**Given task**
Report the number of lines in these entries that contain "text". Write only the number.

○ ○ ○ ○

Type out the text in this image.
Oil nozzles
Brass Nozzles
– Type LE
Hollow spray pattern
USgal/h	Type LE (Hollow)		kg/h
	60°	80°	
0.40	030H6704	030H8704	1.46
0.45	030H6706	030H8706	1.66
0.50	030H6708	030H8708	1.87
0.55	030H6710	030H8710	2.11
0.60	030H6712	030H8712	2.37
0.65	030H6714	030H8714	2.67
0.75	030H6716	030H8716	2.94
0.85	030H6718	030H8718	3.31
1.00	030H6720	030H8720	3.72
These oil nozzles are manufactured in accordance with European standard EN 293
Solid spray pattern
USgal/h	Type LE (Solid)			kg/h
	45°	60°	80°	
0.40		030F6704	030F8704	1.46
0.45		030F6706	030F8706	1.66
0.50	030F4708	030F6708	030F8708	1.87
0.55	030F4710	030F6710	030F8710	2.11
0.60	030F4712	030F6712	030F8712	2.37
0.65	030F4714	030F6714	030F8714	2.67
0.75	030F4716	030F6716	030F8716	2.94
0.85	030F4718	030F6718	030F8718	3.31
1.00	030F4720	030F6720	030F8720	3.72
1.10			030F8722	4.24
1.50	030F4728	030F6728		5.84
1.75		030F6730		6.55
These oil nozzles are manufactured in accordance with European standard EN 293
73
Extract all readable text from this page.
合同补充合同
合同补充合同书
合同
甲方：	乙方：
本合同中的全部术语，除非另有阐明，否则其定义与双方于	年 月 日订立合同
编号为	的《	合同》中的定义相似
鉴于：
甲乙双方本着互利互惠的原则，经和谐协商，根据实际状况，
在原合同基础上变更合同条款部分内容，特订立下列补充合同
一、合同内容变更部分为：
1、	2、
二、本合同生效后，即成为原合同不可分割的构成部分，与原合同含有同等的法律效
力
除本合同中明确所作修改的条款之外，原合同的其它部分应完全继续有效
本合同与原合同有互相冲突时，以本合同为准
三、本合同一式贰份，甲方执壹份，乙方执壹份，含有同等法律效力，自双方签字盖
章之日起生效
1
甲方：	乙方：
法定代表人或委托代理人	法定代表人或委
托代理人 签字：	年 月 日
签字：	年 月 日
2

○ ○ ○ ○

**Answer to this task**
2